▸ THE EXERCISE
Take down each entry exactly as written.

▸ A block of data
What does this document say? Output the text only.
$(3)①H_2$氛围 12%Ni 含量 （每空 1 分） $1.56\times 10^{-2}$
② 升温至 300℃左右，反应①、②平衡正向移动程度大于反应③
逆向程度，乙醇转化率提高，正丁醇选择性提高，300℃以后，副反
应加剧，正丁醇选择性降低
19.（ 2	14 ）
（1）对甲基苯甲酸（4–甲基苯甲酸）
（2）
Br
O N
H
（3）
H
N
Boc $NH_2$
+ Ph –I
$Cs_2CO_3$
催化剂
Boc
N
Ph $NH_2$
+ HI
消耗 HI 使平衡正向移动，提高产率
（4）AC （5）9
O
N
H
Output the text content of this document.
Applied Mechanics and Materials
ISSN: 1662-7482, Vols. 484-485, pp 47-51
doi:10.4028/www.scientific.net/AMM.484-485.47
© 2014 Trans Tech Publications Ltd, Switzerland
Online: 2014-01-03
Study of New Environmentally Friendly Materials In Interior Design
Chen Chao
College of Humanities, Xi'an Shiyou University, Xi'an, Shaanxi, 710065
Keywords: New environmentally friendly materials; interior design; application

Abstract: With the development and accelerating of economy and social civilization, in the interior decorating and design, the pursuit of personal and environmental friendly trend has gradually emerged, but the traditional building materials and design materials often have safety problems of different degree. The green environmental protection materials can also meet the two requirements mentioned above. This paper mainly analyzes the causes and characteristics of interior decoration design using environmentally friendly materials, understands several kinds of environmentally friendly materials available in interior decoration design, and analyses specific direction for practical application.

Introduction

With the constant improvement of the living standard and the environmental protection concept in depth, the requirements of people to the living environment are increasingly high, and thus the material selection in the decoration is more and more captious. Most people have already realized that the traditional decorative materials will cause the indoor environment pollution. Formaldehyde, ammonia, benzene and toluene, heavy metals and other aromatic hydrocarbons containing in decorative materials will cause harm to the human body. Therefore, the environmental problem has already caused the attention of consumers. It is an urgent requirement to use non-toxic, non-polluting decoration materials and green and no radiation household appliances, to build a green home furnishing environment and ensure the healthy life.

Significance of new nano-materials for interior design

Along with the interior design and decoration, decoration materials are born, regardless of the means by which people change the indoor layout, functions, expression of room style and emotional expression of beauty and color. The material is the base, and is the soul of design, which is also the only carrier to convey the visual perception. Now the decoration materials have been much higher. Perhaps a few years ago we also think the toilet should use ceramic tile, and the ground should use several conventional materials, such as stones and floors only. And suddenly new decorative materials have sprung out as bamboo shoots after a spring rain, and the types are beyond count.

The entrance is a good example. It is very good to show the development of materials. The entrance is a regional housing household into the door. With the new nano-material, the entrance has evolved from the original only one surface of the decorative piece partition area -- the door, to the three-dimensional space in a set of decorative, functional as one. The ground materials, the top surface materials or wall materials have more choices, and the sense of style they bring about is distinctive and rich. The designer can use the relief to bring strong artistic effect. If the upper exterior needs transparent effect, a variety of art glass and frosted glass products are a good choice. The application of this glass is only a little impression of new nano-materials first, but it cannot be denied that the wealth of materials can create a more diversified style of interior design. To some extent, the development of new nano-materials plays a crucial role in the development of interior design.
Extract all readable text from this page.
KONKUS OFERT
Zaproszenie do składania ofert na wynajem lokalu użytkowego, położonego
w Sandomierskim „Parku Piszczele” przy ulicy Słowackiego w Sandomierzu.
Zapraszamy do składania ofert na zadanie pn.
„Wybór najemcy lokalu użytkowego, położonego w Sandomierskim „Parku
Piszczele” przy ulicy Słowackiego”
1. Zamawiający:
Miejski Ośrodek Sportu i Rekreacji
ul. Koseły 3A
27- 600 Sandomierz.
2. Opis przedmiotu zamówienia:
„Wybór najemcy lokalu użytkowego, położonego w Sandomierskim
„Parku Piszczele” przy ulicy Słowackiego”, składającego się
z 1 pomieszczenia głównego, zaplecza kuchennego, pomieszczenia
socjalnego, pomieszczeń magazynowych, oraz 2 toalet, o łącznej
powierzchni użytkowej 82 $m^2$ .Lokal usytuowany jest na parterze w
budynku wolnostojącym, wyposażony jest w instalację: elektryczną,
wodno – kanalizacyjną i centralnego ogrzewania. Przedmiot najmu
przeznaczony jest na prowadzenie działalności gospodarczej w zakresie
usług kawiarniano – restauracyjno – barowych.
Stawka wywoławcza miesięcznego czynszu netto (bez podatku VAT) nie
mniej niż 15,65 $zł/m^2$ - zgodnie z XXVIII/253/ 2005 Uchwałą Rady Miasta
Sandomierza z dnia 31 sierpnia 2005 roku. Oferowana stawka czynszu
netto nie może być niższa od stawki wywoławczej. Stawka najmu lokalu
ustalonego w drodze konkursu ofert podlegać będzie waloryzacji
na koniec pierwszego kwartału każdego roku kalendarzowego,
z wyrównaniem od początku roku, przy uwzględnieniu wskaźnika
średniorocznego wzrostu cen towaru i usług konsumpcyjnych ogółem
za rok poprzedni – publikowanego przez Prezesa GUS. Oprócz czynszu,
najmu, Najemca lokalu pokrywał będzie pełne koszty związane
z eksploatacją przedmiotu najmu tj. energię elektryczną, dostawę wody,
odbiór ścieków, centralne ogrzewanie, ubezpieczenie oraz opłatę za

▸ RESPONSE
What does this document say? Output the text only.
$(3)①H_2$氛围 12%Ni 含量 （每空 1 分） $1.56\times 10^{-2}$
② 升温至 300℃左右，反应①、②平衡正向移动程度大于反应③
逆向程度，乙醇转化率提高，正丁醇选择性提高，300℃以后，副反
应加剧，正丁醇选择性降低
19.（ 2	14 ）
（1）对甲基苯甲酸（4–甲基苯甲酸）
（2）
Br
O N
H
（3）
H
N
Boc $NH_2$
+ Ph –I
$Cs_2CO_3$
催化剂
Boc
N
Ph $NH_2$
+ HI
消耗 HI 使平衡正向移动，提高产率
（4）AC （5）9
O
N
H
Output the text content of this document.
Applied Mechanics and Materials
ISSN: 1662-7482, Vols. 484-485, pp 47-51
doi:10.4028/www.scientific.net/AMM.484-485.47
© 2014 Trans Tech Publications Ltd, Switzerland
Online: 2014-01-03
Study of New Environmentally Friendly Materials In Interior Design
Chen Chao
College of Humanities, Xi'an Shiyou University, Xi'an, Shaanxi, 710065
Keywords: New environmentally friendly materials; interior design; application

Abstract: With the development and accelerating of economy and social civilization, in the interior decorating and design, the pursuit of personal and environmental friendly trend has gradually emerged, but the traditional building materials and design materials often have safety problems of different degree. The green environmental protection materials can also meet the two requirements mentioned above. This paper mainly analyzes the causes and characteristics of interior decoration design using environmentally friendly materials, understands several kinds of environmentally friendly materials available in interior decoration design, and analyses specific direction for practical application.

Introduction

With the constant improvement of the living standard and the environmental protection concept in depth, the requirements of people to the living environment are increasingly high, and thus the material selection in the decoration is more and more captious. Most people have already realized that the traditional decorative materials will cause the indoor environment pollution. Formaldehyde, ammonia, benzene and toluene, heavy metals and other aromatic hydrocarbons containing in decorative materials will cause harm to the human body. Therefore, the environmental problem has already caused the attention of consumers. It is an urgent requirement to use non-toxic, non-polluting decoration materials and green and no radiation household appliances, to build a green home furnishing environment and ensure the healthy life.

Significance of new nano-materials for interior design

Along with the interior design and decoration, decoration materials are born, regardless of the means by which people change the indoor layout, functions, expression of room style and emotional expression of beauty and color. The material is the base, and is the soul of design, which is also the only carrier to convey the visual perception. Now the decoration materials have been much higher. Perhaps a few years ago we also think the toilet should use ceramic tile, and the ground should use several conventional materials, such as stones and floors only. And suddenly new decorative materials have sprung out as bamboo shoots after a spring rain, and the types are beyond count.

The entrance is a good example. It is very good to show the development of materials. The entrance is a regional housing household into the door. With the new nano-material, the entrance has evolved from the original only one surface of the decorative piece partition area -- the door, to the three-dimensional space in a set of decorative, functional as one. The ground materials, the top surface materials or wall materials have more choices, and the sense of style they bring about is distinctive and rich. The designer can use the relief to bring strong artistic effect. If the upper exterior needs transparent effect, a variety of art glass and frosted glass products are a good choice. The application of this glass is only a little impression of new nano-materials first, but it cannot be denied that the wealth of materials can create a more diversified style of interior design. To some extent, the development of new nano-materials plays a crucial role in the development of interior design.
Extract all readable text from this page.
KONKUS OFERT
Zaproszenie do składania ofert na wynajem lokalu użytkowego, położonego
w Sandomierskim „Parku Piszczele” przy ulicy Słowackiego w Sandomierzu.
Zapraszamy do składania ofert na zadanie pn.
„Wybór najemcy lokalu użytkowego, położonego w Sandomierskim „Parku
Piszczele” przy ulicy Słowackiego”
1. Zamawiający:
Miejski Ośrodek Sportu i Rekreacji
ul. Koseły 3A
27- 600 Sandomierz.
2. Opis przedmiotu zamówienia:
„Wybór najemcy lokalu użytkowego, położonego w Sandomierskim
„Parku Piszczele” przy ulicy Słowackiego”, składającego się
z 1 pomieszczenia głównego, zaplecza kuchennego, pomieszczenia
socjalnego, pomieszczeń magazynowych, oraz 2 toalet, o łącznej
powierzchni użytkowej 82 $m^2$ .Lokal usytuowany jest na parterze w
budynku wolnostojącym, wyposażony jest w instalację: elektryczną,
wodno – kanalizacyjną i centralnego ogrzewania. Przedmiot najmu
przeznaczony jest na prowadzenie działalności gospodarczej w zakresie
usług kawiarniano – restauracyjno – barowych.
Stawka wywoławcza miesięcznego czynszu netto (bez podatku VAT) nie
mniej niż 15,65 $zł/m^2$ - zgodnie z XXVIII/253/ 2005 Uchwałą Rady Miasta
Sandomierza z dnia 31 sierpnia 2005 roku. Oferowana stawka czynszu
netto nie może być niższa od stawki wywoławczej. Stawka najmu lokalu
ustalonego w drodze konkursu ofert podlegać będzie waloryzacji
na koniec pierwszego kwartału każdego roku kalendarzowego,
z wyrównaniem od początku roku, przy uwzględnieniu wskaźnika
średniorocznego wzrostu cen towaru i usług konsumpcyjnych ogółem
za rok poprzedni – publikowanego przez Prezesa GUS. Oprócz czynszu,
najmu, Najemca lokalu pokrywał będzie pełne koszty związane
z eksploatacją przedmiotu najmu tj. energię elektryczną, dostawę wody,
odbiór ścieków, centralne ogrzewanie, ubezpieczenie oraz opłatę za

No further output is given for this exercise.